Records from a collection of figures
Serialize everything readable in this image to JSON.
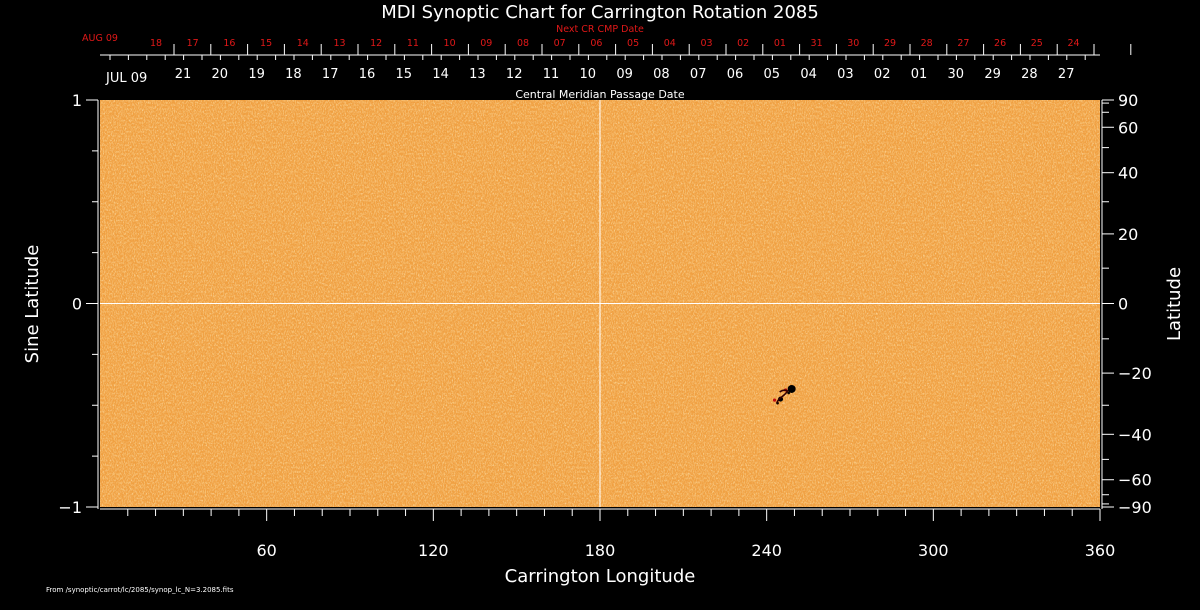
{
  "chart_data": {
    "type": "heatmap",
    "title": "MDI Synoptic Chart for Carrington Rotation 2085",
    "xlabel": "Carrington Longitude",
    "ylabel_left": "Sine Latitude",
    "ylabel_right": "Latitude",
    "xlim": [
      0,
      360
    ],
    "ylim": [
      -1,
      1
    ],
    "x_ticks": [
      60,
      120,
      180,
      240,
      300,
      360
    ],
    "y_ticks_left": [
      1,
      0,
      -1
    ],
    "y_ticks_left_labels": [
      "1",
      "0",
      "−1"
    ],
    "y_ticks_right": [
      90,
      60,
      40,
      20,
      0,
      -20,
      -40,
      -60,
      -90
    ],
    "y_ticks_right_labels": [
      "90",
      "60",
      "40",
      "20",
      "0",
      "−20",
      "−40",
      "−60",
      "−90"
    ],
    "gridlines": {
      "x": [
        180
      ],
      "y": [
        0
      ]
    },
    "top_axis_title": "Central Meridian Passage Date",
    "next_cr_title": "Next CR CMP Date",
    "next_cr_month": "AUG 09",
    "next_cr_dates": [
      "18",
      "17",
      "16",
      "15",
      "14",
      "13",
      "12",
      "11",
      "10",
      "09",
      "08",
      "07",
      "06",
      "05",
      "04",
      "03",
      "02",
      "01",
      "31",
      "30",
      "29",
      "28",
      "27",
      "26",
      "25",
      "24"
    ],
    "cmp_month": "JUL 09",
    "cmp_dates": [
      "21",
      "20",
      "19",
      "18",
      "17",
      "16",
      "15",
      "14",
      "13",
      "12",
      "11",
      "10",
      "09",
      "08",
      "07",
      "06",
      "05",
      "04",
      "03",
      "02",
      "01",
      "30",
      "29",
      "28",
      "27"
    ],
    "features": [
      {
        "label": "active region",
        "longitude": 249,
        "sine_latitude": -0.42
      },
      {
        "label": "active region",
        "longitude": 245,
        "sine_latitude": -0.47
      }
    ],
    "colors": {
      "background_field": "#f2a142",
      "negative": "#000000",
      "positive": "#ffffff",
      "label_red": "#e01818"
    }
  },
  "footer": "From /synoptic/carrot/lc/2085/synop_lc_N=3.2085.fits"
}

[Required work]: Omit every image. Quote each record exactly.

[Worked answer]:
Serialize everything readable in this image to JSON.
{
  "chart_data": {
    "type": "heatmap",
    "title": "MDI Synoptic Chart for Carrington Rotation 2085",
    "xlabel": "Carrington Longitude",
    "ylabel_left": "Sine Latitude",
    "ylabel_right": "Latitude",
    "xlim": [
      0,
      360
    ],
    "ylim": [
      -1,
      1
    ],
    "x_ticks": [
      60,
      120,
      180,
      240,
      300,
      360
    ],
    "y_ticks_left": [
      1,
      0,
      -1
    ],
    "y_ticks_left_labels": [
      "1",
      "0",
      "−1"
    ],
    "y_ticks_right": [
      90,
      60,
      40,
      20,
      0,
      -20,
      -40,
      -60,
      -90
    ],
    "y_ticks_right_labels": [
      "90",
      "60",
      "40",
      "20",
      "0",
      "−20",
      "−40",
      "−60",
      "−90"
    ],
    "gridlines": {
      "x": [
        180
      ],
      "y": [
        0
      ]
    },
    "top_axis_title": "Central Meridian Passage Date",
    "next_cr_title": "Next CR CMP Date",
    "next_cr_month": "AUG 09",
    "next_cr_dates": [
      "18",
      "17",
      "16",
      "15",
      "14",
      "13",
      "12",
      "11",
      "10",
      "09",
      "08",
      "07",
      "06",
      "05",
      "04",
      "03",
      "02",
      "01",
      "31",
      "30",
      "29",
      "28",
      "27",
      "26",
      "25",
      "24"
    ],
    "cmp_month": "JUL 09",
    "cmp_dates": [
      "21",
      "20",
      "19",
      "18",
      "17",
      "16",
      "15",
      "14",
      "13",
      "12",
      "11",
      "10",
      "09",
      "08",
      "07",
      "06",
      "05",
      "04",
      "03",
      "02",
      "01",
      "30",
      "29",
      "28",
      "27"
    ],
    "features": [
      {
        "label": "active region",
        "longitude": 249,
        "sine_latitude": -0.42
      },
      {
        "label": "active region",
        "longitude": 245,
        "sine_latitude": -0.47
      }
    ],
    "colors": {
      "background_field": "#f2a142",
      "negative": "#000000",
      "positive": "#ffffff",
      "label_red": "#e01818"
    }
  },
  "footer": "From /synoptic/carrot/lc/2085/synop_lc_N=3.2085.fits"
}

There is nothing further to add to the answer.